YOUR TASK >> Reproduce the listing below in its entirety. Change nothing.

*****

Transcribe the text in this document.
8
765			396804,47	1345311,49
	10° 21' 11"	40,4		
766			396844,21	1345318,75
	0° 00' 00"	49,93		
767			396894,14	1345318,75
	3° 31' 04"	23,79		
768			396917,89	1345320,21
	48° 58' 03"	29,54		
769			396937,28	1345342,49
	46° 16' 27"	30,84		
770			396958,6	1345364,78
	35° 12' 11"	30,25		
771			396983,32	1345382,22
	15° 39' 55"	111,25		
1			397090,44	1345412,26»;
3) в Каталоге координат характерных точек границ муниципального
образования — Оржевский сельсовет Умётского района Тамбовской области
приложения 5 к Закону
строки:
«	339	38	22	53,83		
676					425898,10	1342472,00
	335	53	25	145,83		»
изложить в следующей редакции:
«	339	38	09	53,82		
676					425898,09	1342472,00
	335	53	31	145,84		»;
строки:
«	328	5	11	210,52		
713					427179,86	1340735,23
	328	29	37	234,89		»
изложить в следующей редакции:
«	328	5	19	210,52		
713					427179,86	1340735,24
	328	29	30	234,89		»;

*****

WRITTEN SOLUTION >>
Transcribe the text in this document.
8
765			396804,47	1345311,49
	10° 21' 11"	40,4		
766			396844,21	1345318,75
	0° 00' 00"	49,93		
767			396894,14	1345318,75
	3° 31' 04"	23,79		
768			396917,89	1345320,21
	48° 58' 03"	29,54		
769			396937,28	1345342,49
	46° 16' 27"	30,84		
770			396958,6	1345364,78
	35° 12' 11"	30,25		
771			396983,32	1345382,22
	15° 39' 55"	111,25		
1			397090,44	1345412,26»;
3) в Каталоге координат характерных точек границ муниципального
образования — Оржевский сельсовет Умётского района Тамбовской области
приложения 5 к Закону
строки:
«	339	38	22	53,83		
676					425898,10	1342472,00
	335	53	25	145,83		»
изложить в следующей редакции:
«	339	38	09	53,82		
676					425898,09	1342472,00
	335	53	31	145,84		»;
строки:
«	328	5	11	210,52		
713					427179,86	1340735,23
	328	29	37	234,89		»
изложить в следующей редакции:
«	328	5	19	210,52		
713					427179,86	1340735,24
	328	29	30	234,89		»;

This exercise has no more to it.